» The exercise
The records below should be written out again, exactly.
######
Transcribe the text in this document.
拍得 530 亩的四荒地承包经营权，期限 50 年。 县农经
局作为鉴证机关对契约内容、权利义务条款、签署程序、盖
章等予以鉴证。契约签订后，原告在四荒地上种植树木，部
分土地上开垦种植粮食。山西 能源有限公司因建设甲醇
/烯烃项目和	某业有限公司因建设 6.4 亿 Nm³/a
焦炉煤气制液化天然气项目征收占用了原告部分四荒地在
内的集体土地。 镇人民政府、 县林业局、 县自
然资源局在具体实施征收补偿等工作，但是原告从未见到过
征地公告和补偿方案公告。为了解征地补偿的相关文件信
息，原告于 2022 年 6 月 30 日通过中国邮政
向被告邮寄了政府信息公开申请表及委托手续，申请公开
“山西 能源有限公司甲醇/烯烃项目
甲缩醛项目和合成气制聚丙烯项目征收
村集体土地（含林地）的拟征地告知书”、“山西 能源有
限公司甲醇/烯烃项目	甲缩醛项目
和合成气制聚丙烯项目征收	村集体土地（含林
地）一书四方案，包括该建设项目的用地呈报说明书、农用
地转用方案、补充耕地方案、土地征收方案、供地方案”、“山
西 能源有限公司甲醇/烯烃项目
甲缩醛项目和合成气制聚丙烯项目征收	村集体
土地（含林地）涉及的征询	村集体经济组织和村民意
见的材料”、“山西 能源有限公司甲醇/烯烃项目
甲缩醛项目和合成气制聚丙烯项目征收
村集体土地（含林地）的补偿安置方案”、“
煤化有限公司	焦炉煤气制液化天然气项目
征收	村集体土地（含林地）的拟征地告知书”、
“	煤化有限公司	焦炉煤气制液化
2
######
» Exercise output
Transcribe the text in this document.
拍得 530 亩的四荒地承包经营权，期限 50 年。 县农经
局作为鉴证机关对契约内容、权利义务条款、签署程序、盖
章等予以鉴证。契约签订后，原告在四荒地上种植树木，部
分土地上开垦种植粮食。山西 能源有限公司因建设甲醇
/烯烃项目和	某业有限公司因建设 6.4 亿 Nm³/a
焦炉煤气制液化天然气项目征收占用了原告部分四荒地在
内的集体土地。 镇人民政府、 县林业局、 县自
然资源局在具体实施征收补偿等工作，但是原告从未见到过
征地公告和补偿方案公告。为了解征地补偿的相关文件信
息，原告于 2022 年 6 月 30 日通过中国邮政
向被告邮寄了政府信息公开申请表及委托手续，申请公开
“山西 能源有限公司甲醇/烯烃项目
甲缩醛项目和合成气制聚丙烯项目征收
村集体土地（含林地）的拟征地告知书”、“山西 能源有
限公司甲醇/烯烃项目	甲缩醛项目
和合成气制聚丙烯项目征收	村集体土地（含林
地）一书四方案，包括该建设项目的用地呈报说明书、农用
地转用方案、补充耕地方案、土地征收方案、供地方案”、“山
西 能源有限公司甲醇/烯烃项目
甲缩醛项目和合成气制聚丙烯项目征收	村集体
土地（含林地）涉及的征询	村集体经济组织和村民意
见的材料”、“山西 能源有限公司甲醇/烯烃项目
甲缩醛项目和合成气制聚丙烯项目征收
村集体土地（含林地）的补偿安置方案”、“
煤化有限公司	焦炉煤气制液化天然气项目
征收	村集体土地（含林地）的拟征地告知书”、
“	煤化有限公司	焦炉煤气制液化
2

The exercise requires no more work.